((
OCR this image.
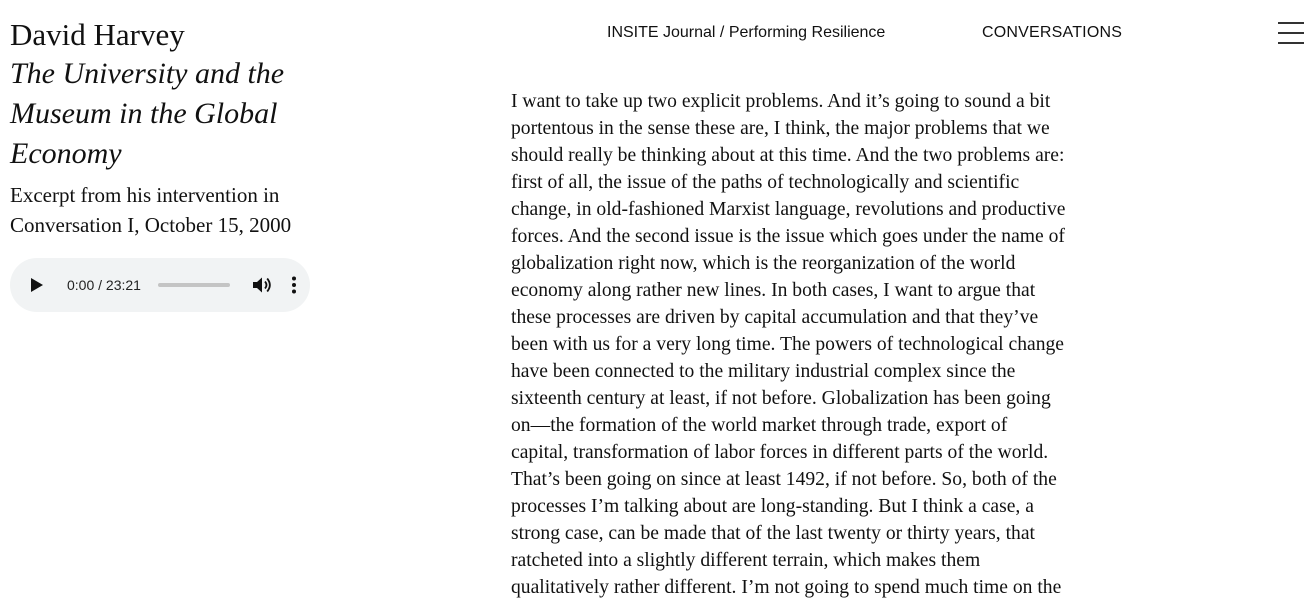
David Harvey
The University and the
Museum in the Global
Economy
Excerpt from his intervention in
Conversation I, October 15, 2000
0:00 / 23:21
INSITE Journal / Performing Resilience	CONVERSATIONS
I want to take up two explicit problems. And it’s going to sound a bit
portentous in the sense these are, I think, the major problems that we
should really be thinking about at this time. And the two problems are:
first of all, the issue of the paths of technologically and scientific
change, in old-fashioned Marxist language, revolutions and productive
forces. And the second issue is the issue which goes under the name of
globalization right now, which is the reorganization of the world
economy along rather new lines. In both cases, I want to argue that
these processes are driven by capital accumulation and that they’ve
been with us for a very long time. The powers of technological change
have been connected to the military industrial complex since the
sixteenth century at least, if not before. Globalization has been going
on—the formation of the world market through trade, export of
capital, transformation of labor forces in different parts of the world.
That’s been going on since at least 1492, if not before. So, both of the
processes I’m talking about are long-standing. But I think a case, a
strong case, can be made that of the last twenty or thirty years, that
ratcheted into a slightly different terrain, which makes them
qualitatively rather different. I’m not going to spend much time on the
))
What you are asked to do: All records above are to be printed exactly, minus the pictures they contain.

Complete output:
OCR this image.
David Harvey
The University and the
Museum in the Global
Economy
Excerpt from his intervention in
Conversation I, October 15, 2000
0:00 / 23:21
INSITE Journal / Performing Resilience	CONVERSATIONS
I want to take up two explicit problems. And it’s going to sound a bit
portentous in the sense these are, I think, the major problems that we
should really be thinking about at this time. And the two problems are:
first of all, the issue of the paths of technologically and scientific
change, in old-fashioned Marxist language, revolutions and productive
forces. And the second issue is the issue which goes under the name of
globalization right now, which is the reorganization of the world
economy along rather new lines. In both cases, I want to argue that
these processes are driven by capital accumulation and that they’ve
been with us for a very long time. The powers of technological change
have been connected to the military industrial complex since the
sixteenth century at least, if not before. Globalization has been going
on—the formation of the world market through trade, export of
capital, transformation of labor forces in different parts of the world.
That’s been going on since at least 1492, if not before. So, both of the
processes I’m talking about are long-standing. But I think a case, a
strong case, can be made that of the last twenty or thirty years, that
ratcheted into a slightly different terrain, which makes them
qualitatively rather different. I’m not going to spend much time on the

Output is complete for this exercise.